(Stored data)
(begin)
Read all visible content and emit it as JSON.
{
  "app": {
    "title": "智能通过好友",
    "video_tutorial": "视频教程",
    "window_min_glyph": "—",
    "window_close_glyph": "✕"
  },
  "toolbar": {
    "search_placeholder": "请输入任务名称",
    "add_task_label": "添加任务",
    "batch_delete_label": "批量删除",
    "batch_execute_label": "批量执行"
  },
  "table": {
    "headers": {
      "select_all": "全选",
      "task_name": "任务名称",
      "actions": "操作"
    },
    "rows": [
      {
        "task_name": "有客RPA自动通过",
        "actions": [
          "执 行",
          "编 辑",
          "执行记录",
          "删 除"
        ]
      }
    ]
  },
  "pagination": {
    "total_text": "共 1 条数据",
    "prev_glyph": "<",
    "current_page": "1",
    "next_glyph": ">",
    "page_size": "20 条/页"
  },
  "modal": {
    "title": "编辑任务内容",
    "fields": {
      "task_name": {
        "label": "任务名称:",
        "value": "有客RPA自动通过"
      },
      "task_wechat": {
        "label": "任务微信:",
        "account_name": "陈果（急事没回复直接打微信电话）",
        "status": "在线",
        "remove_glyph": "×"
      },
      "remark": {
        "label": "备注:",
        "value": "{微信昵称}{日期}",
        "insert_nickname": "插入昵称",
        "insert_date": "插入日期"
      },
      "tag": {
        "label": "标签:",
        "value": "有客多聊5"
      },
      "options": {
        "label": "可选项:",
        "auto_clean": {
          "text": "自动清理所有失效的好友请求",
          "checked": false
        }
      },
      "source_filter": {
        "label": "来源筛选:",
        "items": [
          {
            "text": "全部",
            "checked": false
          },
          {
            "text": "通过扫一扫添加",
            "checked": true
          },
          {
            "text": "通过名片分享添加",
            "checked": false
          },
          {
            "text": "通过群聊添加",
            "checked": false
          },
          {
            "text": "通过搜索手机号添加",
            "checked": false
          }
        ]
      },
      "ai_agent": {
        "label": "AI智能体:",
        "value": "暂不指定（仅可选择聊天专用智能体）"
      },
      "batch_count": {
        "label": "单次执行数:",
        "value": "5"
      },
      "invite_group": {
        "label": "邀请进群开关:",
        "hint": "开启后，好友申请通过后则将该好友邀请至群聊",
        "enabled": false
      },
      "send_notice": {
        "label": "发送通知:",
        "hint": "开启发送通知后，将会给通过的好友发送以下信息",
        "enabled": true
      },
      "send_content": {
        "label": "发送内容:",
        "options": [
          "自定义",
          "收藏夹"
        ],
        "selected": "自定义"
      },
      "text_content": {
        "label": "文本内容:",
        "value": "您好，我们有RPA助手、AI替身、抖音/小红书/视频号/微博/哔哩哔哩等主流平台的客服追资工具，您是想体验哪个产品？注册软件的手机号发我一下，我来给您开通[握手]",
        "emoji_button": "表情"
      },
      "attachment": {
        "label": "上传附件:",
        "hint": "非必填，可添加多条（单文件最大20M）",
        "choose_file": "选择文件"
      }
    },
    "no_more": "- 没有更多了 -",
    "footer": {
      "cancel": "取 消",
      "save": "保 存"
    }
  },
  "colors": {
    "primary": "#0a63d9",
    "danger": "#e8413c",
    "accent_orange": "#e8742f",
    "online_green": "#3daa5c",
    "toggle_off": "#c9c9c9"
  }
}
(end)
> Direction
Copy out each record from above, exactly.

> Result of this exercise
Read all visible content and emit it as JSON.
{
  "app": {
    "title": "智能通过好友",
    "video_tutorial": "视频教程",
    "window_min_glyph": "—",
    "window_close_glyph": "✕"
  },
  "toolbar": {
    "search_placeholder": "请输入任务名称",
    "add_task_label": "添加任务",
    "batch_delete_label": "批量删除",
    "batch_execute_label": "批量执行"
  },
  "table": {
    "headers": {
      "select_all": "全选",
      "task_name": "任务名称",
      "actions": "操作"
    },
    "rows": [
      {
        "task_name": "有客RPA自动通过",
        "actions": [
          "执 行",
          "编 辑",
          "执行记录",
          "删 除"
        ]
      }
    ]
  },
  "pagination": {
    "total_text": "共 1 条数据",
    "prev_glyph": "<",
    "current_page": "1",
    "next_glyph": ">",
    "page_size": "20 条/页"
  },
  "modal": {
    "title": "编辑任务内容",
    "fields": {
      "task_name": {
        "label": "任务名称:",
        "value": "有客RPA自动通过"
      },
      "task_wechat": {
        "label": "任务微信:",
        "account_name": "陈果（急事没回复直接打微信电话）",
        "status": "在线",
        "remove_glyph": "×"
      },
      "remark": {
        "label": "备注:",
        "value": "{微信昵称}{日期}",
        "insert_nickname": "插入昵称",
        "insert_date": "插入日期"
      },
      "tag": {
        "label": "标签:",
        "value": "有客多聊5"
      },
      "options": {
        "label": "可选项:",
        "auto_clean": {
          "text": "自动清理所有失效的好友请求",
          "checked": false
        }
      },
      "source_filter": {
        "label": "来源筛选:",
        "items": [
          {
            "text": "全部",
            "checked": false
          },
          {
            "text": "通过扫一扫添加",
            "checked": true
          },
          {
            "text": "通过名片分享添加",
            "checked": false
          },
          {
            "text": "通过群聊添加",
            "checked": false
          },
          {
            "text": "通过搜索手机号添加",
            "checked": false
          }
        ]
      },
      "ai_agent": {
        "label": "AI智能体:",
        "value": "暂不指定（仅可选择聊天专用智能体）"
      },
      "batch_count": {
        "label": "单次执行数:",
        "value": "5"
      },
      "invite_group": {
        "label": "邀请进群开关:",
        "hint": "开启后，好友申请通过后则将该好友邀请至群聊",
        "enabled": false
      },
      "send_notice": {
        "label": "发送通知:",
        "hint": "开启发送通知后，将会给通过的好友发送以下信息",
        "enabled": true
      },
      "send_content": {
        "label": "发送内容:",
        "options": [
          "自定义",
          "收藏夹"
        ],
        "selected": "自定义"
      },
      "text_content": {
        "label": "文本内容:",
        "value": "您好，我们有RPA助手、AI替身、抖音/小红书/视频号/微博/哔哩哔哩等主流平台的客服追资工具，您是想体验哪个产品？注册软件的手机号发我一下，我来给您开通[握手]",
        "emoji_button": "表情"
      },
      "attachment": {
        "label": "上传附件:",
        "hint": "非必填，可添加多条（单文件最大20M）",
        "choose_file": "选择文件"
      }
    },
    "no_more": "- 没有更多了 -",
    "footer": {
      "cancel": "取 消",
      "save": "保 存"
    }
  },
  "colors": {
    "primary": "#0a63d9",
    "danger": "#e8413c",
    "accent_orange": "#e8742f",
    "online_green": "#3daa5c",
    "toggle_off": "#c9c9c9"
  }
}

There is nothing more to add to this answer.